Text to read:

* START *

In a particular embodiment, there is provided a "depolarized" distributor having a quarternary cycle (n=4), that is to say, a distributor having four identical transmitter ports which are spaced equal distances apart and are capable of being connected to the high pressure as well as to the low pressure and receiver ports which are also identical and spaced equal distances apart, the sum of the effective length of each transmitter port and the effective length of each receiver port being equal to twice the pitch of said transmitter ports, that is to say, twice the elementary pitch or unit advance, and the pitch of said receiver ports being equal to four times said elementary pitch.

There will now be described, with reference to the accompanying drawing, a number of embodiments of servomechanisms or cylinders according to the invention, the description being limited to the case of cylinders having equal steps, and there will be determined the dimensional requirements resulting from the three conditions defined hereinbefore.

* END *

Data listing:
* START *

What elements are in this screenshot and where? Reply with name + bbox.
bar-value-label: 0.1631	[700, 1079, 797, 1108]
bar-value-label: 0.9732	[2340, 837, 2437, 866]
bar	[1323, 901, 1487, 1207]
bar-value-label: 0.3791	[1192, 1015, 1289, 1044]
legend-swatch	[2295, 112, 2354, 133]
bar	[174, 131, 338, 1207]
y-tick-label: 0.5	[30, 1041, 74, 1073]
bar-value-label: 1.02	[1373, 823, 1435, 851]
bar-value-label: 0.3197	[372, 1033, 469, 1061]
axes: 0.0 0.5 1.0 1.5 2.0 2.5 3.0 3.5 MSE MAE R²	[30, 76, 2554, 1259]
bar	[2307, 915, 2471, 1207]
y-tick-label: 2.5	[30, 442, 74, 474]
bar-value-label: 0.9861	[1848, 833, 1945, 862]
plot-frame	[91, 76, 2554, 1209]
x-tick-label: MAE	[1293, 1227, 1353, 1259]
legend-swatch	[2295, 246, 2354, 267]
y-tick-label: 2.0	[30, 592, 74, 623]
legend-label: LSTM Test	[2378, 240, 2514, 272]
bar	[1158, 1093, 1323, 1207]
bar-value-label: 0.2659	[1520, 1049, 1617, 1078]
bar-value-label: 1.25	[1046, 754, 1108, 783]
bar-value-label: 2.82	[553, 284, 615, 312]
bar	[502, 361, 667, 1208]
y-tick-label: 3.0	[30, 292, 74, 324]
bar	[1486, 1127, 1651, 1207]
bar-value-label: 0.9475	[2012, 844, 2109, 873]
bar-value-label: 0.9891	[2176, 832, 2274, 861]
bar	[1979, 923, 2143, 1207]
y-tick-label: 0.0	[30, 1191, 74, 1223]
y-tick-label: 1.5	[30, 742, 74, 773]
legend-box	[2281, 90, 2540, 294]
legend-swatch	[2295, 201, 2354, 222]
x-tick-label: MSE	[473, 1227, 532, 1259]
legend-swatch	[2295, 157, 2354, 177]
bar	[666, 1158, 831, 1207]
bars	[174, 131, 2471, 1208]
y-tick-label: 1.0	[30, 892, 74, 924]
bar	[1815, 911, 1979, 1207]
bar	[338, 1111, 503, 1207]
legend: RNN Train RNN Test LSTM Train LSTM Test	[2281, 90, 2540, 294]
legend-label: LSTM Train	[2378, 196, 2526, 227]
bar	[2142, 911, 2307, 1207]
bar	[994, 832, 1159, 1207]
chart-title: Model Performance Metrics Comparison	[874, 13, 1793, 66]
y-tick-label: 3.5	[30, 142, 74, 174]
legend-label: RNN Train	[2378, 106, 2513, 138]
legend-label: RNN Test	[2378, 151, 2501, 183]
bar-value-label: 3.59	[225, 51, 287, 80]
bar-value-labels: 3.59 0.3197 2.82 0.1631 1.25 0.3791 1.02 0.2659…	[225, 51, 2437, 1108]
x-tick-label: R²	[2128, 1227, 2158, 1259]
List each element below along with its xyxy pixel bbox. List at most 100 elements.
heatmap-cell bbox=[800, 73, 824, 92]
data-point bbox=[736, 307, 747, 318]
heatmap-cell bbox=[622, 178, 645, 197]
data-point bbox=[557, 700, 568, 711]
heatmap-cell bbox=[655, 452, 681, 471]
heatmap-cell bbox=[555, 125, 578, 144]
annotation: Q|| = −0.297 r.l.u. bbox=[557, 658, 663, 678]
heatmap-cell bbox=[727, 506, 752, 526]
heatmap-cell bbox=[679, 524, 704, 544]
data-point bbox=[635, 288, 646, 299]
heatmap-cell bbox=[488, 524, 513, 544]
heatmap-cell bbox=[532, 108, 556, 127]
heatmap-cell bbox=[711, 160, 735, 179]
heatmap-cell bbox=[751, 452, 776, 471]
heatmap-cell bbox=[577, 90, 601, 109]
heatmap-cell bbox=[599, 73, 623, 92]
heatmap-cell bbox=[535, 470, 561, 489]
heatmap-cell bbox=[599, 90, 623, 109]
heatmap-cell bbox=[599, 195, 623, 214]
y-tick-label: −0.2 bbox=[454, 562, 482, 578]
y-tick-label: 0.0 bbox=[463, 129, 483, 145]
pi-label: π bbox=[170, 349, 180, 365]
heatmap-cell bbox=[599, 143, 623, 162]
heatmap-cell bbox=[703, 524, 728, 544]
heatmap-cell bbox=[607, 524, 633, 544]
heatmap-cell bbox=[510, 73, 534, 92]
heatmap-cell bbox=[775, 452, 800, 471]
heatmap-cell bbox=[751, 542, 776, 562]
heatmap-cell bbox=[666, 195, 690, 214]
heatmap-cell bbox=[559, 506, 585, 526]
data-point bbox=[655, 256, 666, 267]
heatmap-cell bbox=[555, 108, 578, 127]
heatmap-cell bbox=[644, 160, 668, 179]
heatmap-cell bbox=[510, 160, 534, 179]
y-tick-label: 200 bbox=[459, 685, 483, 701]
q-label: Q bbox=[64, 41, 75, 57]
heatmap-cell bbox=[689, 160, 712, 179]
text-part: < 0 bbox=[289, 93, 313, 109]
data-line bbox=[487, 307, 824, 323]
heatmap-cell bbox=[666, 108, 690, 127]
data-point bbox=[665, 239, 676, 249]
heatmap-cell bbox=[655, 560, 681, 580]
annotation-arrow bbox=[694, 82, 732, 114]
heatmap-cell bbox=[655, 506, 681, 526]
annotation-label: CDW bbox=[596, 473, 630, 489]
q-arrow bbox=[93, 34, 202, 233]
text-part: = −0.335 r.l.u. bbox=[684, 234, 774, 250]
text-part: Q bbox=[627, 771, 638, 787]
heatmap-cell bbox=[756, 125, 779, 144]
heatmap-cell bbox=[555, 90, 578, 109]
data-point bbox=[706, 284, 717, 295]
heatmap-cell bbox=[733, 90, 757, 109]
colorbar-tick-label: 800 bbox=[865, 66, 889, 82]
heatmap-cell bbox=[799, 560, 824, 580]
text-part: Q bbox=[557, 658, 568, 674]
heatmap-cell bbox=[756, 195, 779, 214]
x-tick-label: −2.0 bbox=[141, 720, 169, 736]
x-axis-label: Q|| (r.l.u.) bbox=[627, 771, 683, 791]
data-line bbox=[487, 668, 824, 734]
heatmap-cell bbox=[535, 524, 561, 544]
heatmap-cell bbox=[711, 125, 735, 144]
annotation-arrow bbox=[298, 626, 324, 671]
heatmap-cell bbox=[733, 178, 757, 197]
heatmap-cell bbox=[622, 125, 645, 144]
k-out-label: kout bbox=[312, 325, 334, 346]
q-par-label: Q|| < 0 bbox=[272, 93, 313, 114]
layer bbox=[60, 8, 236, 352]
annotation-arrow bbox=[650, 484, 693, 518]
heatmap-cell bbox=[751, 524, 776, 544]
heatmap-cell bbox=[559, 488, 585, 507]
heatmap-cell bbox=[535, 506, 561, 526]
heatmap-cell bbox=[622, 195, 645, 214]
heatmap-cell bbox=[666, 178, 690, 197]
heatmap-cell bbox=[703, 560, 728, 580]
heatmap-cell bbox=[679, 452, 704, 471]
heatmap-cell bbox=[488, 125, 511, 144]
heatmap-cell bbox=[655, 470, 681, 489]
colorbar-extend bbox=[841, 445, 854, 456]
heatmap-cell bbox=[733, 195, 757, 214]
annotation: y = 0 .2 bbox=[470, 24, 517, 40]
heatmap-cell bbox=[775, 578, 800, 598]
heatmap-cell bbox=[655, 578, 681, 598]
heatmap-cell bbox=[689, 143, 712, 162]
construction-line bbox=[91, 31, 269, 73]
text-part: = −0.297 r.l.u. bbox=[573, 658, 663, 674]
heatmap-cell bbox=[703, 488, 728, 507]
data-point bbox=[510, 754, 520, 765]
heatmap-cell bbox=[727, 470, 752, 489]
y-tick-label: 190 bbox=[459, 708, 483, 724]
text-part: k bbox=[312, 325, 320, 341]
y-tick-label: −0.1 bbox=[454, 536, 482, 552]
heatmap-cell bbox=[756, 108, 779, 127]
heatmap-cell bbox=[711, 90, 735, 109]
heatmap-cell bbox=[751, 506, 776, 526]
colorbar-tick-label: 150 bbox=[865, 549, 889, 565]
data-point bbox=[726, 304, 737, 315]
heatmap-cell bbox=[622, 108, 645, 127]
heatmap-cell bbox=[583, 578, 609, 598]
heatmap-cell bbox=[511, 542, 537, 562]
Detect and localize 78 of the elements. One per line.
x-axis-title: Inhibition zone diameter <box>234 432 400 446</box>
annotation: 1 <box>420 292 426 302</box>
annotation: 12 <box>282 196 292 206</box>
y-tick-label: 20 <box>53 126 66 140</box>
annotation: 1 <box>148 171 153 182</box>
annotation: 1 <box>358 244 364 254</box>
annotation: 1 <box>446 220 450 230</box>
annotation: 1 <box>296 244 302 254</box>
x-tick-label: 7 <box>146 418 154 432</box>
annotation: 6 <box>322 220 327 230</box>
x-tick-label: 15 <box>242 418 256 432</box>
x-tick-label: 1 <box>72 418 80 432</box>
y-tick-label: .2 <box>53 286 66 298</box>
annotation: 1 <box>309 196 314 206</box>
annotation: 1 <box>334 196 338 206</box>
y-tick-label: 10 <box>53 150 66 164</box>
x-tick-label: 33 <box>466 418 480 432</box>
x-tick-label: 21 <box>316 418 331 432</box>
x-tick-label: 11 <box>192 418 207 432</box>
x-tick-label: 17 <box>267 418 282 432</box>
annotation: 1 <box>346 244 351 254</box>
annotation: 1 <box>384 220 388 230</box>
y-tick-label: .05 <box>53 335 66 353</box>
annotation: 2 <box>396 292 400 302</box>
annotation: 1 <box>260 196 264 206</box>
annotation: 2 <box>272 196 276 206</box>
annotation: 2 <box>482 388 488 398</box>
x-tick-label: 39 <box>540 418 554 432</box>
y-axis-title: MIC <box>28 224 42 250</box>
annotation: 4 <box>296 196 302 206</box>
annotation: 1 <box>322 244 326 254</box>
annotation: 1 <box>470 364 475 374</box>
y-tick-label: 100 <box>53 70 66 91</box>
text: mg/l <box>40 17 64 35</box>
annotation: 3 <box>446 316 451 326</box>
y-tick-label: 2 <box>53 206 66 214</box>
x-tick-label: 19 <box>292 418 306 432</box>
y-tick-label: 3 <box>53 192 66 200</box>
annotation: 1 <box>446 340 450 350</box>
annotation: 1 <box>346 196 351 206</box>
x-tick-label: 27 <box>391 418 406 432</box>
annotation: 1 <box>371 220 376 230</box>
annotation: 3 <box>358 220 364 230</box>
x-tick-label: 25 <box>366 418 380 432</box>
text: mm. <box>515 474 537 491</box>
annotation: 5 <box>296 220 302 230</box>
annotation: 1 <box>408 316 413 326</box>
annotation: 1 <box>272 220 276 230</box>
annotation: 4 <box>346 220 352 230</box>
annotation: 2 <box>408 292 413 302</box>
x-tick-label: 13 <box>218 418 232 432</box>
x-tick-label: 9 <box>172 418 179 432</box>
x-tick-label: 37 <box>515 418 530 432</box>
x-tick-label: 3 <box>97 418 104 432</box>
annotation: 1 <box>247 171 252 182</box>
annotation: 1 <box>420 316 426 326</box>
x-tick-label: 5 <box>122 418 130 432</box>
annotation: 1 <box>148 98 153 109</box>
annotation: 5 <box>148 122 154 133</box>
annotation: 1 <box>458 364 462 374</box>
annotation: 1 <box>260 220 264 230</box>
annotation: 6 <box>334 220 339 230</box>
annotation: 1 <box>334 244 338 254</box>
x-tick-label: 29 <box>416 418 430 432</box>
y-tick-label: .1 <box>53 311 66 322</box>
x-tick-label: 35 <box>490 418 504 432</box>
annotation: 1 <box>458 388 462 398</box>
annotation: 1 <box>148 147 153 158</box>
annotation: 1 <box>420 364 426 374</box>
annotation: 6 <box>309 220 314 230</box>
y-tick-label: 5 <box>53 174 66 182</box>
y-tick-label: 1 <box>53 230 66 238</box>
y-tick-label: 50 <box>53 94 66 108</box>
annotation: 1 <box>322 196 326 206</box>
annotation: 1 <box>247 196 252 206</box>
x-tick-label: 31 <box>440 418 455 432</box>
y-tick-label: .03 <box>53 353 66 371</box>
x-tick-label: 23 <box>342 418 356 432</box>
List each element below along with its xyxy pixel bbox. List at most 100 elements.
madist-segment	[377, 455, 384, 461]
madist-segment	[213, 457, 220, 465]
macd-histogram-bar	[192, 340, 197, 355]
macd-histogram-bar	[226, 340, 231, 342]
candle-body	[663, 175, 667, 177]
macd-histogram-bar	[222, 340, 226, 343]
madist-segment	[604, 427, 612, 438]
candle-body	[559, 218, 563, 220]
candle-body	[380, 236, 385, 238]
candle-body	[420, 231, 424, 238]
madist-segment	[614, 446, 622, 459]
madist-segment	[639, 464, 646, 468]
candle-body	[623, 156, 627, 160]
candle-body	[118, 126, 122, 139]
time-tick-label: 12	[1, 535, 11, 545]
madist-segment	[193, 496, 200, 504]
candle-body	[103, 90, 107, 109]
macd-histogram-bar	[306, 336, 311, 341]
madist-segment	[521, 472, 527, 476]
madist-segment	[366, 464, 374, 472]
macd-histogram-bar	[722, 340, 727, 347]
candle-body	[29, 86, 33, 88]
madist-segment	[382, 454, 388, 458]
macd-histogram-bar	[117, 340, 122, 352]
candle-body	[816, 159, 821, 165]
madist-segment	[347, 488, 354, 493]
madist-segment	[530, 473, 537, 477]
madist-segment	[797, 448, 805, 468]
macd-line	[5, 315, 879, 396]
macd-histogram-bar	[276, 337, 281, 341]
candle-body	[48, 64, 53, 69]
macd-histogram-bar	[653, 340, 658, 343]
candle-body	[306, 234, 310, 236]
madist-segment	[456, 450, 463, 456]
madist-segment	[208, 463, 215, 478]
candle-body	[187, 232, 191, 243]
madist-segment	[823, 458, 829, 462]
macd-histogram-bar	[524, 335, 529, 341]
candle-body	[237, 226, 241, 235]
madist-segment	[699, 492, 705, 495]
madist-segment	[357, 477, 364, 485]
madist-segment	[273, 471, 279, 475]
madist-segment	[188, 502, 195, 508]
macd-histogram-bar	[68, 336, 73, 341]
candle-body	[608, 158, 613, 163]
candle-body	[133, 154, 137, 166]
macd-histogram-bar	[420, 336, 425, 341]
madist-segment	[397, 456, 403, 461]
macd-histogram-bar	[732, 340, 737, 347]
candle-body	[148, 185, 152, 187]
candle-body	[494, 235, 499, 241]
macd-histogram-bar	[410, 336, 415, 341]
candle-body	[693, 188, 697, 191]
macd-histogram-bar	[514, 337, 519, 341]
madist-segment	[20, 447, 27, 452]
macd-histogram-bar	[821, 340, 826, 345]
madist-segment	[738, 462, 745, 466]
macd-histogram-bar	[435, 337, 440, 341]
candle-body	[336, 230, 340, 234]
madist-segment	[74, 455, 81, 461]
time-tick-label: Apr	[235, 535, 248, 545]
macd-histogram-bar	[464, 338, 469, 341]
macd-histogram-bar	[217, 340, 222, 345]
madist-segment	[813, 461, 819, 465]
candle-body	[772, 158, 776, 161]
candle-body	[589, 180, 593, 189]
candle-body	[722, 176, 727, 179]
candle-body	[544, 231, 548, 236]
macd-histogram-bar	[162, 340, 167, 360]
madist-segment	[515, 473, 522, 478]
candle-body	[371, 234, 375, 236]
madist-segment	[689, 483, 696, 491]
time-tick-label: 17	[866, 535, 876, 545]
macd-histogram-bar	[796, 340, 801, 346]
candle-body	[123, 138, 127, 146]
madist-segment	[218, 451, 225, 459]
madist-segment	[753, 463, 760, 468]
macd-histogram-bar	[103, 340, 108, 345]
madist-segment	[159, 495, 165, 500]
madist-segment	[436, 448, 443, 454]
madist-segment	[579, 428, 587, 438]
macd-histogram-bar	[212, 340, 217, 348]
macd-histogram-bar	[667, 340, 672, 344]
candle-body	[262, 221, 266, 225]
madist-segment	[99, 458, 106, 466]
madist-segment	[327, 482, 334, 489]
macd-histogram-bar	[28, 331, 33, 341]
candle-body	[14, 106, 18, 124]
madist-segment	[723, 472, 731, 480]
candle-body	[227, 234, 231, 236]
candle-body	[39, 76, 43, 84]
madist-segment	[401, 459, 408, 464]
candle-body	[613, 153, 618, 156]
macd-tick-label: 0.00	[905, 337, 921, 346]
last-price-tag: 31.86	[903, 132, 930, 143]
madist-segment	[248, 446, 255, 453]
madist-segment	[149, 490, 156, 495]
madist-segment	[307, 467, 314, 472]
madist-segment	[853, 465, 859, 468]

* END *

Written problem: Reproduce the passage above about the depolarized distributor word for word, in full.

Written reply:
In a particular embodiment, there is provided a "depolarized" distributor having a quarternary cycle (n=4), that is to say, a distributor having four identical transmitter ports which are spaced equal distances apart and are capable of being connected to the high pressure as well as to the low pressure and receiver ports which are also identical and spaced equal distances apart, the sum of the effective length of each transmitter port and the effective length of each receiver port being equal to twice the pitch of said transmitter ports, that is to say, twice the elementary pitch or unit advance, and the pitch of said receiver ports being equal to four times said elementary pitch.

There will now be described, with reference to the accompanying drawing, a number of embodiments of servomechanisms or cylinders according to the invention, the description being limited to the case of cylinders having equal steps, and there will be determined the dimensional requirements resulting from the three conditions defined hereinbefore.